SET EXERCISE -> The entries below should be given again exactly, minus their pictures.

⟨

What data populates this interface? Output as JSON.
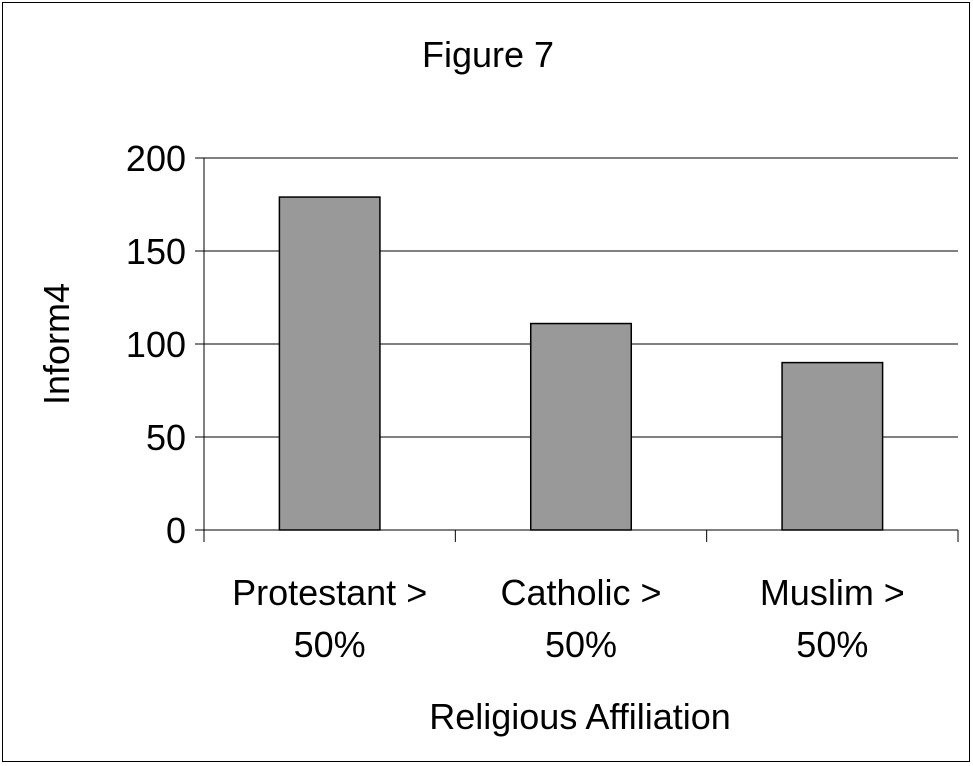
{
  "chart_data": {
    "type": "bar",
    "title": "Figure 7",
    "xlabel": "Religious Affiliation",
    "ylabel": "Inform4",
    "categories": [
      [
        "Protestant >",
        "50%"
      ],
      [
        "Catholic >",
        "50%"
      ],
      [
        "Muslim >",
        "50%"
      ]
    ],
    "values": [
      179,
      111,
      90
    ],
    "ylim": [
      0,
      200
    ],
    "yticks": [
      0,
      50,
      100,
      150,
      200
    ],
    "ytick_labels": [
      "0",
      "50",
      "100",
      "150",
      "200"
    ],
    "grid": true,
    "legend": "none",
    "bar_color": "#999999",
    "bar_edge_color": "#000000",
    "grid_color": "#000000"
  }
}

⟩

RIGHT ANSWER ->
What data populates this interface? Output as JSON.
{
  "chart_data": {
    "type": "bar",
    "title": "Figure 7",
    "xlabel": "Religious Affiliation",
    "ylabel": "Inform4",
    "categories": [
      [
        "Protestant >",
        "50%"
      ],
      [
        "Catholic >",
        "50%"
      ],
      [
        "Muslim >",
        "50%"
      ]
    ],
    "values": [
      179,
      111,
      90
    ],
    "ylim": [
      0,
      200
    ],
    "yticks": [
      0,
      50,
      100,
      150,
      200
    ],
    "ytick_labels": [
      "0",
      "50",
      "100",
      "150",
      "200"
    ],
    "grid": true,
    "legend": "none",
    "bar_color": "#999999",
    "bar_edge_color": "#000000",
    "grid_color": "#000000"
  }
}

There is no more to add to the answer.